**Task:** State only the number of lines that include "padres".

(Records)
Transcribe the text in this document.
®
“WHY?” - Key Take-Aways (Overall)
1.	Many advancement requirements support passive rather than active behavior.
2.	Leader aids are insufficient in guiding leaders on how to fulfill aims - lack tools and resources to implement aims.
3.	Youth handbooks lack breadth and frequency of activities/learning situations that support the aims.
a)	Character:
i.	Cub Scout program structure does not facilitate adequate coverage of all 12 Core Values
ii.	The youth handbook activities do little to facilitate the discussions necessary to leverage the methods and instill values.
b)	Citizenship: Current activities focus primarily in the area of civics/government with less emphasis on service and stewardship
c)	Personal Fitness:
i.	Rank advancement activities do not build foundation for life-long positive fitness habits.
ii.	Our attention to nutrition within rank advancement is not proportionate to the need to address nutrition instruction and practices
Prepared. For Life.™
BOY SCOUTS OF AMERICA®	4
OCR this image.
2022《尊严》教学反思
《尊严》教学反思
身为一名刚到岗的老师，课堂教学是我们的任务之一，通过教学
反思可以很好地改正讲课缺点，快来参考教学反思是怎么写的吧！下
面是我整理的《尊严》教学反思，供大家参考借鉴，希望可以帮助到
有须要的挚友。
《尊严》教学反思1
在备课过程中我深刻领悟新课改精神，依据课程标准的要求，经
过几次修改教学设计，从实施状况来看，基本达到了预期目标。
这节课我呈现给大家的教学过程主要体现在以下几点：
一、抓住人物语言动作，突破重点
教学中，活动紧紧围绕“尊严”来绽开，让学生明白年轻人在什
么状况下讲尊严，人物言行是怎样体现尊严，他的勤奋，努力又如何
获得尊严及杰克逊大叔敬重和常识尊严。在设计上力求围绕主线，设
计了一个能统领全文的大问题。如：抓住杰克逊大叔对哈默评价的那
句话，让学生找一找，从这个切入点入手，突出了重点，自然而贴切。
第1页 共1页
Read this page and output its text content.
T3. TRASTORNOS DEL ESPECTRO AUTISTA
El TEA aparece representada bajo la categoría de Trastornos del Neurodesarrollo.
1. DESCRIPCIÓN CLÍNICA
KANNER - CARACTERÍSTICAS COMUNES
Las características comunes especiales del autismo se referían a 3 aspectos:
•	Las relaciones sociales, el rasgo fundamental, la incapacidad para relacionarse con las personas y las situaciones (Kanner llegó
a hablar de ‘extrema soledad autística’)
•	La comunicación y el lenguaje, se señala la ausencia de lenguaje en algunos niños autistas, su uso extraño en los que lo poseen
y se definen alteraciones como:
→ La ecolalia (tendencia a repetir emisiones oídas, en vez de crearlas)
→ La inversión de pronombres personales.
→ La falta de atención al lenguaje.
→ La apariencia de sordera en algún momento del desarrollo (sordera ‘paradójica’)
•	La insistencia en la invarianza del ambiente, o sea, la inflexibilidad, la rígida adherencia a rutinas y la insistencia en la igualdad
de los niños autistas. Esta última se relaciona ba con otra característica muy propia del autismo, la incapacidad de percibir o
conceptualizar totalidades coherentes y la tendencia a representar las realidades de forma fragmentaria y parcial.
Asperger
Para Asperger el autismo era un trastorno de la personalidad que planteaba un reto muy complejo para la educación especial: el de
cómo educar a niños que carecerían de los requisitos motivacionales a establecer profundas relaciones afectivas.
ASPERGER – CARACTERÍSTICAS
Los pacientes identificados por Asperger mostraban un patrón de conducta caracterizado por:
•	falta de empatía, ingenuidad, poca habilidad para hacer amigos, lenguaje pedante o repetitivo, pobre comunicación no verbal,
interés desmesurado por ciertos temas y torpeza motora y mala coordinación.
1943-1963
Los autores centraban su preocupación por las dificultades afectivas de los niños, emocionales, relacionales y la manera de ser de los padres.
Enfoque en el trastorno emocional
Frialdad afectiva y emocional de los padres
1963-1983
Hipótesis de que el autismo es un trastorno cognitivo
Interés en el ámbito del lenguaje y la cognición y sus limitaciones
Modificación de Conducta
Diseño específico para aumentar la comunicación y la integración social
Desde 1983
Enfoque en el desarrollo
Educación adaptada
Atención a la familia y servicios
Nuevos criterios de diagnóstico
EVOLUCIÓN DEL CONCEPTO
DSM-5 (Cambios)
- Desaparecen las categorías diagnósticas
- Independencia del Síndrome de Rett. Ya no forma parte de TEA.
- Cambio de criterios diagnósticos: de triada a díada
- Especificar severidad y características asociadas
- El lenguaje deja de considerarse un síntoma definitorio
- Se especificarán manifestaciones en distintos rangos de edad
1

**Task response:** 2